(Supplied information):
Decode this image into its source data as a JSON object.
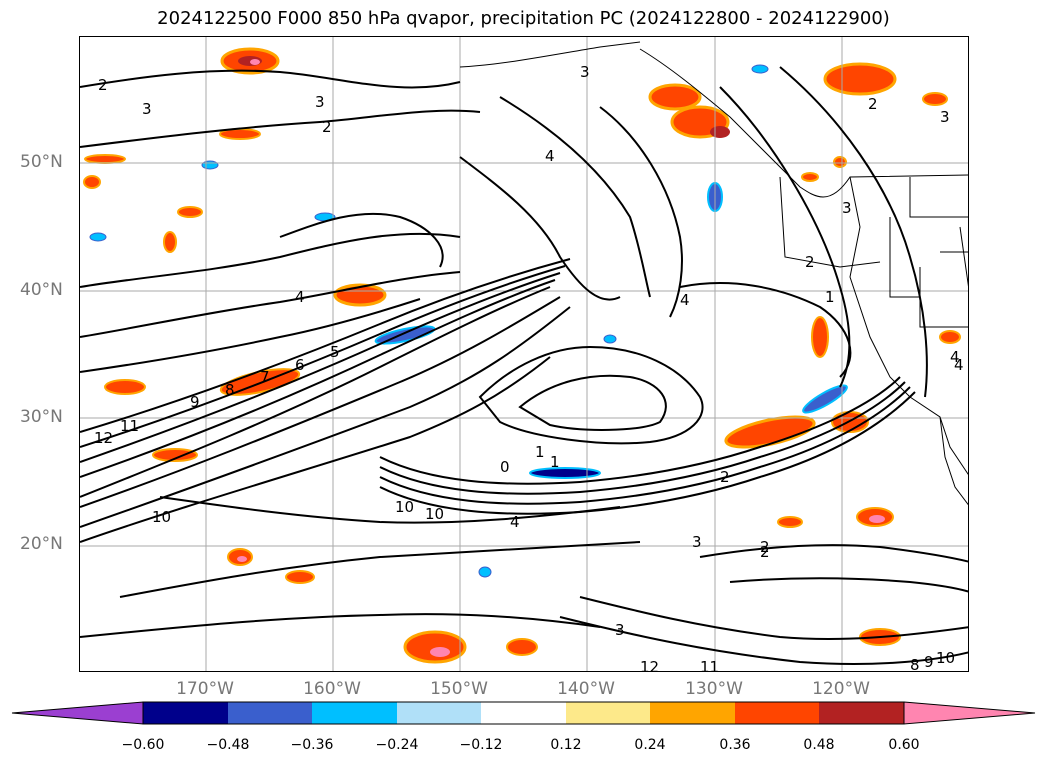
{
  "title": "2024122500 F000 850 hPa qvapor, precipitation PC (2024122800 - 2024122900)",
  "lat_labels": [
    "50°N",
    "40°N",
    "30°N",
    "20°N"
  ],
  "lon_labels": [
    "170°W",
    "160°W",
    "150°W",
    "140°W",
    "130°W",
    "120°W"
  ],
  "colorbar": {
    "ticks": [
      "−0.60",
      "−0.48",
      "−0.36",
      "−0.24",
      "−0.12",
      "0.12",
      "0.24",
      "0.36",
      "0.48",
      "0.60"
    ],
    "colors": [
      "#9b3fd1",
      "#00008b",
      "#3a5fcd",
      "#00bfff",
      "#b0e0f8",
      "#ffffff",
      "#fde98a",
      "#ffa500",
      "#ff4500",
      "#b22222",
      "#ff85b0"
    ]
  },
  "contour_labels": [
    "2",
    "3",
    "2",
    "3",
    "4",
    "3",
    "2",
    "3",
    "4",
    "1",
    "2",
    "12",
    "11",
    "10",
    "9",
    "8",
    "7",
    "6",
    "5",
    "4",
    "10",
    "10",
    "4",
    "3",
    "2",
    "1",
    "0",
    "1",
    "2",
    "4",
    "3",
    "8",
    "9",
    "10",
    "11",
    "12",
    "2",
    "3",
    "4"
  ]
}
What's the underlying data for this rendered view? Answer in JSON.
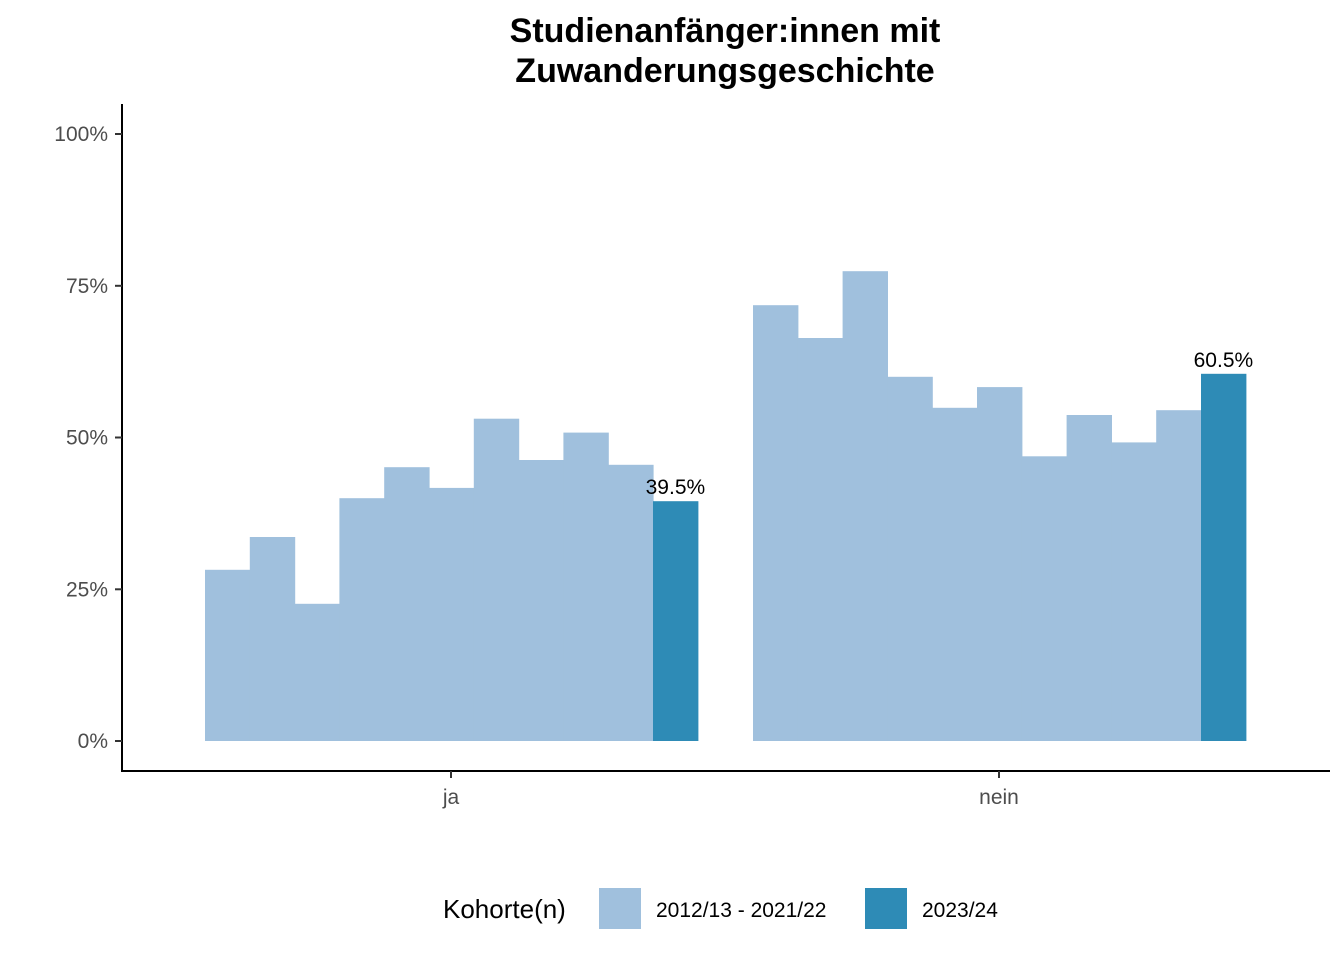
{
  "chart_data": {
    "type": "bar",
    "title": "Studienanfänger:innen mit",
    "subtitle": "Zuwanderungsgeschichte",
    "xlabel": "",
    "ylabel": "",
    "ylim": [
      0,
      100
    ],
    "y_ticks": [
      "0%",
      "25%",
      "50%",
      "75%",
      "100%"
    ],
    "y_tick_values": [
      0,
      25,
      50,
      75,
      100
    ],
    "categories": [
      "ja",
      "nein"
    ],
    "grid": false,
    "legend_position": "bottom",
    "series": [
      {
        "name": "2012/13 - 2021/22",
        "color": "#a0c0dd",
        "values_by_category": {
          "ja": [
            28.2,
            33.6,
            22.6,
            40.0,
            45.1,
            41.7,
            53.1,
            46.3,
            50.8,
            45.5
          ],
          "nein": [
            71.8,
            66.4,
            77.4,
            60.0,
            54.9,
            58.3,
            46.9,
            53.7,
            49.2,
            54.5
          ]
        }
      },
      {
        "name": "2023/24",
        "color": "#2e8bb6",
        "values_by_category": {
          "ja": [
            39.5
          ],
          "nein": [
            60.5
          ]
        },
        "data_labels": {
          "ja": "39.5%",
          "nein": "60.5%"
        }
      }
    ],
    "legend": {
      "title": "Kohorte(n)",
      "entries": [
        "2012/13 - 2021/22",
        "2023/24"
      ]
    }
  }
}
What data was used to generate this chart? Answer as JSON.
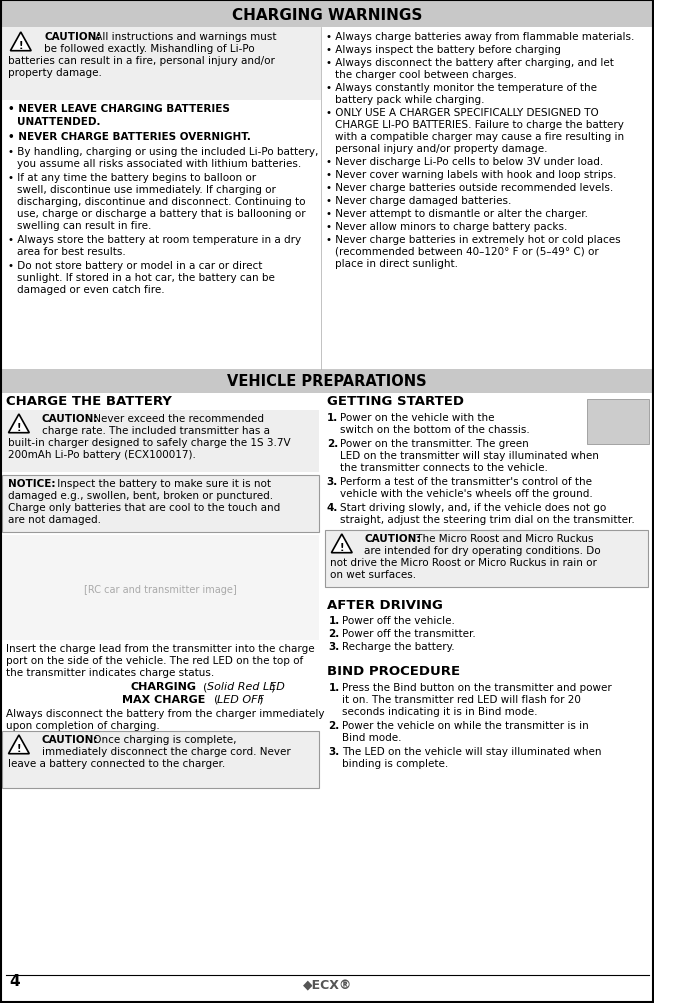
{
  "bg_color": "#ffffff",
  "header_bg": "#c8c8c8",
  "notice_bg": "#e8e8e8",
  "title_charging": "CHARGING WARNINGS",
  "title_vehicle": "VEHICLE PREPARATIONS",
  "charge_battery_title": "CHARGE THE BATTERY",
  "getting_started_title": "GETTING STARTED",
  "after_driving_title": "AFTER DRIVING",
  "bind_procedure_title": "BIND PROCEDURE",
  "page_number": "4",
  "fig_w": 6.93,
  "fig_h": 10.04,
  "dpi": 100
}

(Stated goal): Copy out each record shown above without alteration, skipping any picture.

(Answer to this exercise):
Decode this image into its source data as a JSON object.
{
  "title": "2024122500 F000 850 hPa qvapor, precipitation PC (2024122800 - 2024122900)",
  "lat_labels": [
    "50°N",
    "40°N",
    "30°N",
    "20°N"
  ],
  "lon_labels": [
    "170°W",
    "160°W",
    "150°W",
    "140°W",
    "130°W",
    "120°W"
  ],
  "colorbar": {
    "ticks": [
      "−0.60",
      "−0.48",
      "−0.36",
      "−0.24",
      "−0.12",
      "0.12",
      "0.24",
      "0.36",
      "0.48",
      "0.60"
    ],
    "colors": [
      "#9b3fd1",
      "#00008b",
      "#3a5fcd",
      "#00bfff",
      "#b0e0f8",
      "#ffffff",
      "#fde98a",
      "#ffa500",
      "#ff4500",
      "#b22222",
      "#ff85b0"
    ]
  },
  "contour_labels": [
    "2",
    "3",
    "2",
    "3",
    "4",
    "3",
    "2",
    "3",
    "4",
    "1",
    "2",
    "12",
    "11",
    "10",
    "9",
    "8",
    "7",
    "6",
    "5",
    "4",
    "10",
    "10",
    "4",
    "3",
    "2",
    "1",
    "0",
    "1",
    "2",
    "4",
    "3",
    "8",
    "9",
    "10",
    "11",
    "12",
    "2",
    "3",
    "4"
  ]
}
What's the underlying data for this rendered view? Answer in JSON.
{
  "chart_data": {
    "type": "bar",
    "title": "Studienanfänger:innen mit",
    "subtitle": "Zuwanderungsgeschichte",
    "xlabel": "",
    "ylabel": "",
    "ylim": [
      0,
      100
    ],
    "y_ticks": [
      "0%",
      "25%",
      "50%",
      "75%",
      "100%"
    ],
    "y_tick_values": [
      0,
      25,
      50,
      75,
      100
    ],
    "categories": [
      "ja",
      "nein"
    ],
    "grid": false,
    "legend_position": "bottom",
    "series": [
      {
        "name": "2012/13 - 2021/22",
        "color": "#a0c0dd",
        "values_by_category": {
          "ja": [
            28.2,
            33.6,
            22.6,
            40.0,
            45.1,
            41.7,
            53.1,
            46.3,
            50.8,
            45.5
          ],
          "nein": [
            71.8,
            66.4,
            77.4,
            60.0,
            54.9,
            58.3,
            46.9,
            53.7,
            49.2,
            54.5
          ]
        }
      },
      {
        "name": "2023/24",
        "color": "#2e8bb6",
        "values_by_category": {
          "ja": [
            39.5
          ],
          "nein": [
            60.5
          ]
        },
        "data_labels": {
          "ja": "39.5%",
          "nein": "60.5%"
        }
      }
    ],
    "legend": {
      "title": "Kohorte(n)",
      "entries": [
        "2012/13 - 2021/22",
        "2023/24"
      ]
    }
  }
}
What data was used to generate this chart? Answer as JSON.
{
  "bg_color": "#ffffff",
  "header_bg": "#c8c8c8",
  "notice_bg": "#e8e8e8",
  "title_charging": "CHARGING WARNINGS",
  "title_vehicle": "VEHICLE PREPARATIONS",
  "charge_battery_title": "CHARGE THE BATTERY",
  "getting_started_title": "GETTING STARTED",
  "after_driving_title": "AFTER DRIVING",
  "bind_procedure_title": "BIND PROCEDURE",
  "page_number": "4",
  "fig_w": 6.93,
  "fig_h": 10.04,
  "dpi": 100
}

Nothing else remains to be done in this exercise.